SET PROBLEM: Go through the entries below and copy each line containing the word "Городской".

— Start of EXERCISE MATERIAL —

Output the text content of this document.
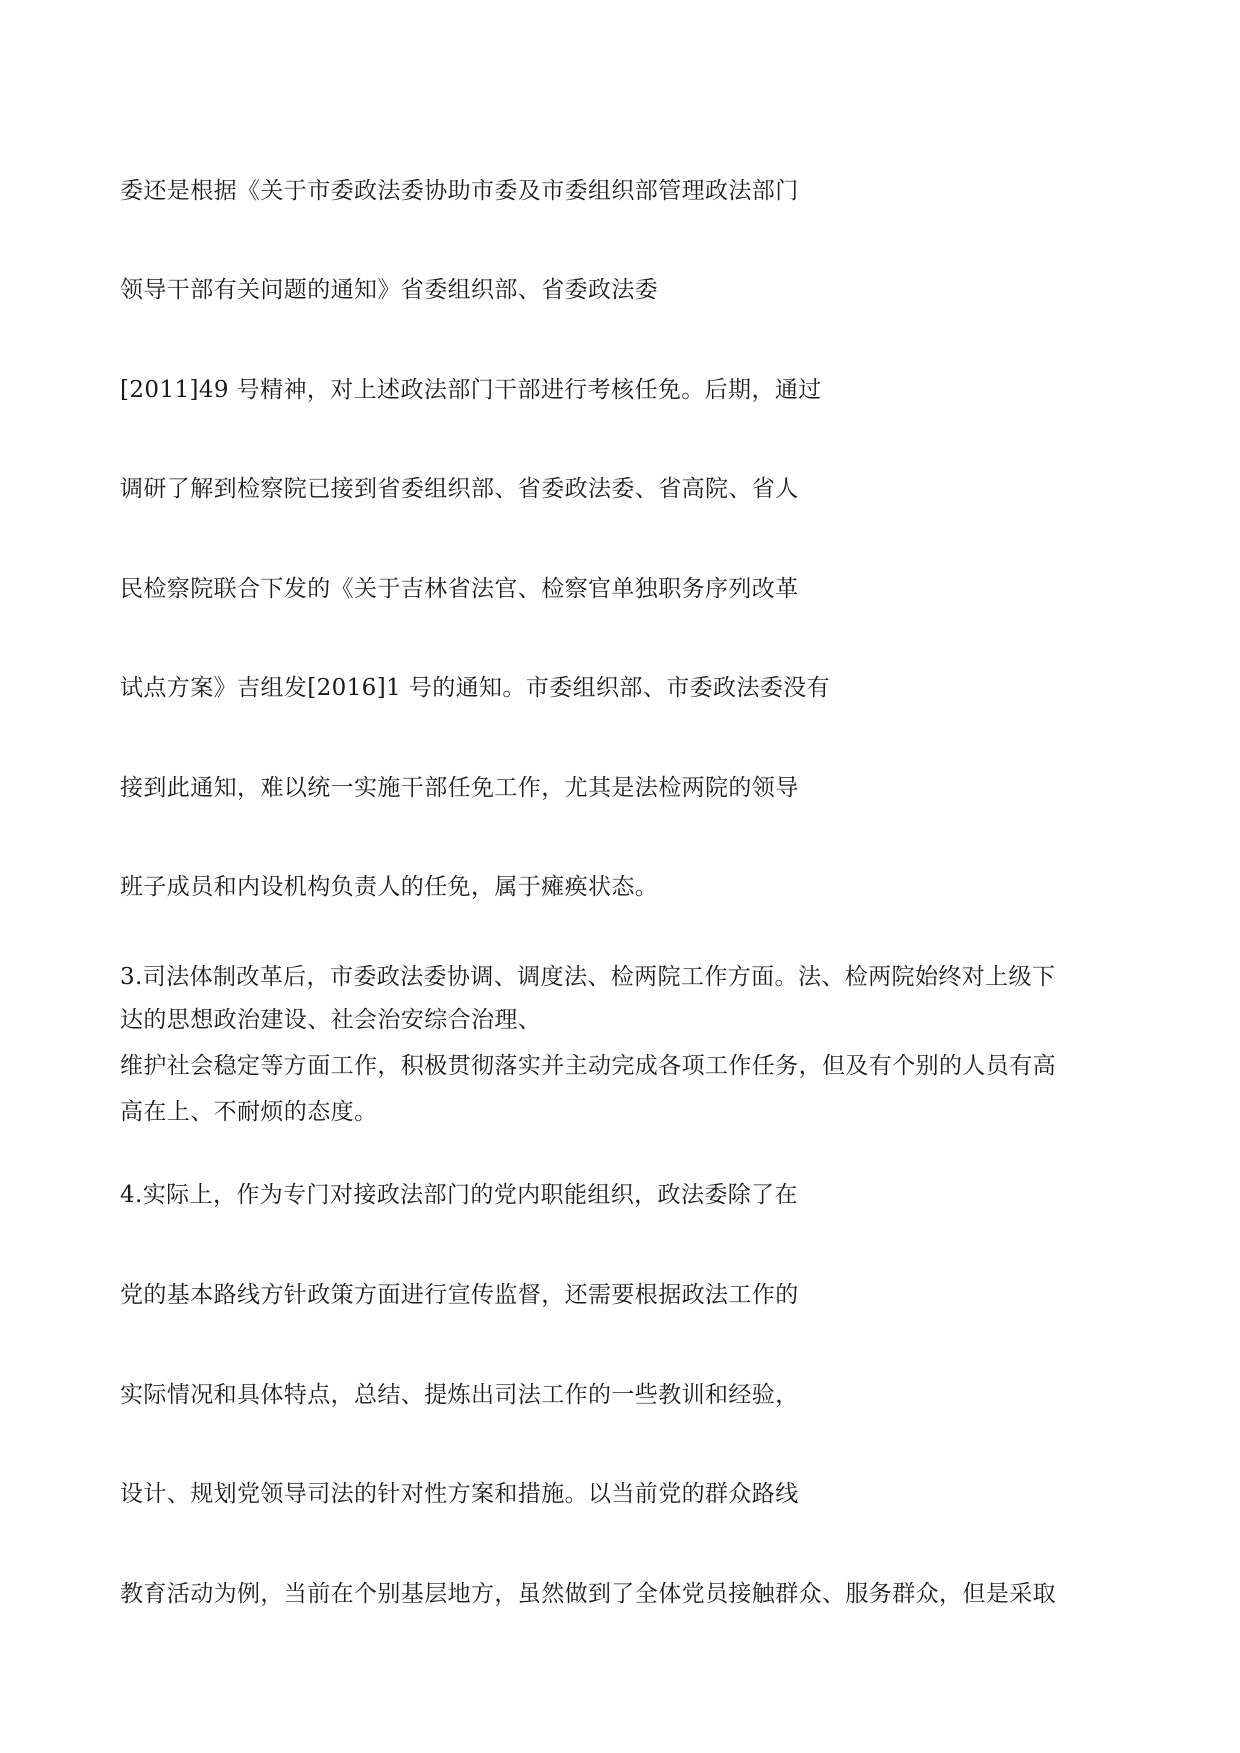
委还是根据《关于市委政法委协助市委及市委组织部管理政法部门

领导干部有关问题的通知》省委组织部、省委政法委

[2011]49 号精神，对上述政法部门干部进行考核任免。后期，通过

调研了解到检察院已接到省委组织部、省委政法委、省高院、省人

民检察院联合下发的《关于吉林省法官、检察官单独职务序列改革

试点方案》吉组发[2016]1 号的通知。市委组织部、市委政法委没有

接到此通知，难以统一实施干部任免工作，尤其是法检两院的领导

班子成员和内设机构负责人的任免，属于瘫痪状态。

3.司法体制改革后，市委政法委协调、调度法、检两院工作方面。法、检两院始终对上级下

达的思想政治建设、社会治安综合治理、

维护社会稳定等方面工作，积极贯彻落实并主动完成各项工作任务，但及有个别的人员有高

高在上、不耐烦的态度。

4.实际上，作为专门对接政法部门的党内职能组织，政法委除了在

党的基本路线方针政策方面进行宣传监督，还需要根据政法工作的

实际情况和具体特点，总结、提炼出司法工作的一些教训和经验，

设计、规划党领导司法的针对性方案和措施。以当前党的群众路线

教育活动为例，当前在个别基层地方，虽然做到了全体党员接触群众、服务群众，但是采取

— End of EXERCISE MATERIAL —
— Start of EXERCISE MATERIAL —

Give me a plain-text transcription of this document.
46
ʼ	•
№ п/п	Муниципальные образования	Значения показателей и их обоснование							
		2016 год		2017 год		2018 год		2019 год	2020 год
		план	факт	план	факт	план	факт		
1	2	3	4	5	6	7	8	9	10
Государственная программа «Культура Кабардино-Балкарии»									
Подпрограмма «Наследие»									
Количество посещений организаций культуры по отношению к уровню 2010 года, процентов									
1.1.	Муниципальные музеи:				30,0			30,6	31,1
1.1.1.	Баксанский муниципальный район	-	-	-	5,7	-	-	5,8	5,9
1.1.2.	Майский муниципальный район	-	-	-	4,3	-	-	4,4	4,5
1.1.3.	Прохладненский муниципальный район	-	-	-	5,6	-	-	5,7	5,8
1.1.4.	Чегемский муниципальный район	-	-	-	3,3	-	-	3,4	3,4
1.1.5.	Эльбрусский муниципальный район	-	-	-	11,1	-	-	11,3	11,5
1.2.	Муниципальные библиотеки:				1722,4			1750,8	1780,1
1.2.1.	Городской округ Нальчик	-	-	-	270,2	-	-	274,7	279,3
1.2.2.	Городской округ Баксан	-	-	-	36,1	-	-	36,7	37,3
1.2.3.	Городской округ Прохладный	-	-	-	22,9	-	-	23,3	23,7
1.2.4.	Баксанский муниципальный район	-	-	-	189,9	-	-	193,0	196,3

— End of EXERCISE MATERIAL —

REPLY:
1.2.1.	Городской округ Нальчик	-	-	-	270,2	-	-	274,7	279,3
1.2.2.	Городской округ Баксан	-	-	-	36,1	-	-	36,7	37,3
1.2.3.	Городской округ Прохладный	-	-	-	22,9	-	-	23,3	23,7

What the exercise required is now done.